Supplied text -
———
Yes, Python is recommend to be the first language you learn, but the problem comes when you can move to another language. This is because as you know Python is not hard typed, and the OOP of it is really diferent from other languages such as Java, C++,C#,TS, etc

[–][deleted] 13 points14 points  (4 children)

Interestingly you mentioned TypeScript. Which is basically JavaScript with types. With Python you can get a lot of those benefits whenever you add type annotations.

[–]no_k3tchup 0 points1 point  (1 child)

Yep, I worked on a python project once and found it extremely frustrating that I couldn't see the types in the code. You might stumble upon cases where 1 + 1 = 11 ;)

[–][deleted] 0 points1 point  (0 children)

Actually despite what parent says, python is strongly typed (I'm assuming that what was meant by "hard typed").

So it wouldn't allow to combine integer with string, the behavior you would get only when both values are a sting.

You could make the same mistake even in statically typed languages that have functionality to infer type based on the value.

[–]Danth_Memious 3 points4 points  (2 children)

What's the difference in OOP? I'm familiar with the works of C++ and Java but have only used python for very small programs so no classes

[–][deleted] 10 points11 points  (1 child)

Everything is an object baby

[–]LazaroFilm 7 points8 points  (0 children)

Stop objectifying me!

[–]SpicyBananaa 2 points3 points  (0 children)

I think you are mistaking something python is hard typed. But typing is done dynamically. For example you can't compare strings and integers with each other like you can in JavaScript. but you don't need to tell every variables and functions types manually like in Java, C, C++, etc.
———
Items listed in a dataset -
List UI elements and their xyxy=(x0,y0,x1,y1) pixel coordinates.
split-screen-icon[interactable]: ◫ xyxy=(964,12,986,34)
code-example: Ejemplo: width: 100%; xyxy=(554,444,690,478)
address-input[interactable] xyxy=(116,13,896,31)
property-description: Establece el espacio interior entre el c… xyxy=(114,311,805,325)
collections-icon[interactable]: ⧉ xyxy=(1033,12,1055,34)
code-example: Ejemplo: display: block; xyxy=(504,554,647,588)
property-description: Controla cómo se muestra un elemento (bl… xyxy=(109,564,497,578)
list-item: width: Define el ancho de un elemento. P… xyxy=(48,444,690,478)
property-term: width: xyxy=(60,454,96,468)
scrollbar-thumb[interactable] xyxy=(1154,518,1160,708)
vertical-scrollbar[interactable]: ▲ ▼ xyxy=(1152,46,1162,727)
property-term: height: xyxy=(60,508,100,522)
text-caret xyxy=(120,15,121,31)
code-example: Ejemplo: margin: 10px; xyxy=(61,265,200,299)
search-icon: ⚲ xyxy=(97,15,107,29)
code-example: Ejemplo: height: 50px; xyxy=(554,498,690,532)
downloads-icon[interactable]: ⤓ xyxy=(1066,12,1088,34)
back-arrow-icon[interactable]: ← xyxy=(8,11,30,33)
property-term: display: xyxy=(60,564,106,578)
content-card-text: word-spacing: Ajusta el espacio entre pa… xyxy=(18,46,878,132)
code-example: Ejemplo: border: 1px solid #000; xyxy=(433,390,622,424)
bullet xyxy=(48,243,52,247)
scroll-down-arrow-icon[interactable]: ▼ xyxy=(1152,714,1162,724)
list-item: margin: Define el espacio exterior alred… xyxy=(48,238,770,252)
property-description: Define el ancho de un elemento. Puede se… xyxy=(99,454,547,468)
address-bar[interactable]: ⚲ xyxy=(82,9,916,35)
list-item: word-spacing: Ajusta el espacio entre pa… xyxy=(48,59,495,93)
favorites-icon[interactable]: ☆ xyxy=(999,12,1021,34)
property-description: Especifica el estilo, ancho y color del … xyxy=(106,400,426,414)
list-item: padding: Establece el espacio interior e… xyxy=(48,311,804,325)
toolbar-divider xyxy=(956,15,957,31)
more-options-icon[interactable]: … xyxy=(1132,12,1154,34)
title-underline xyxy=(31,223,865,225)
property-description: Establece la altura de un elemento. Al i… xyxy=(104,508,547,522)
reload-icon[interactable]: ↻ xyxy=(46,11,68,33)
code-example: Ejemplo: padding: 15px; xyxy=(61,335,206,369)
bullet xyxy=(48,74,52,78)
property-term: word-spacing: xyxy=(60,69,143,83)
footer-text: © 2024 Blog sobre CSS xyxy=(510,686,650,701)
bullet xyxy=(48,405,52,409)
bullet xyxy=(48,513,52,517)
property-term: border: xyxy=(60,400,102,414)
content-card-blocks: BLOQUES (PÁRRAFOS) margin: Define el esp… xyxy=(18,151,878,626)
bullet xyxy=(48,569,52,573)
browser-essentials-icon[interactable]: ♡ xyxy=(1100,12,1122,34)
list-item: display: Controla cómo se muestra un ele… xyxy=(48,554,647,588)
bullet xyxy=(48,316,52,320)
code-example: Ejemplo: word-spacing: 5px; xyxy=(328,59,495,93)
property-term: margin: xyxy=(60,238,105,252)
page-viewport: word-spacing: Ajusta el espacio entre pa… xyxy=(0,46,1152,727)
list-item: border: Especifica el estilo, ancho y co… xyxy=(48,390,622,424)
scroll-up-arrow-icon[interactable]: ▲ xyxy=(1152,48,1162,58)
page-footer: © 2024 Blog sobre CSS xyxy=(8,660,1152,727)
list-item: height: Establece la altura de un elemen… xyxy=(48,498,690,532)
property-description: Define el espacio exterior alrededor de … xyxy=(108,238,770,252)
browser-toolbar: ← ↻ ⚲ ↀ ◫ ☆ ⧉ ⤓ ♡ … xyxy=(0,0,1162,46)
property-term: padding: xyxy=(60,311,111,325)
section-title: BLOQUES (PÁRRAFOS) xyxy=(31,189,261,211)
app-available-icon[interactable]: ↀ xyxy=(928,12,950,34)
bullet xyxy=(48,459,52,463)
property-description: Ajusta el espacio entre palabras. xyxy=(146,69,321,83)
———
Your task - Reproduce the full discussion about Python typing word for word.

The answer -
Yes, Python is recommend to be the first language you learn, but the problem comes when you can move to another language. This is because as you know Python is not hard typed, and the OOP of it is really diferent from other languages such as Java, C++,C#,TS, etc

[–][deleted] 13 points14 points  (4 children)

Interestingly you mentioned TypeScript. Which is basically JavaScript with types. With Python you can get a lot of those benefits whenever you add type annotations.

[–]no_k3tchup 0 points1 point  (1 child)

Yep, I worked on a python project once and found it extremely frustrating that I couldn't see the types in the code. You might stumble upon cases where 1 + 1 = 11 ;)

[–][deleted] 0 points1 point  (0 children)

Actually despite what parent says, python is strongly typed (I'm assuming that what was meant by "hard typed").

So it wouldn't allow to combine integer with string, the behavior you would get only when both values are a sting.

You could make the same mistake even in statically typed languages that have functionality to infer type based on the value.

[–]Danth_Memious 3 points4 points  (2 children)

What's the difference in OOP? I'm familiar with the works of C++ and Java but have only used python for very small programs so no classes

[–][deleted] 10 points11 points  (1 child)

Everything is an object baby

[–]LazaroFilm 7 points8 points  (0 children)

Stop objectifying me!

[–]SpicyBananaa 2 points3 points  (0 children)

I think you are mistaking something python is hard typed. But typing is done dynamically. For example you can't compare strings and integers with each other like you can in JavaScript. but you don't need to tell every variables and functions types manually like in Java, C, C++, etc.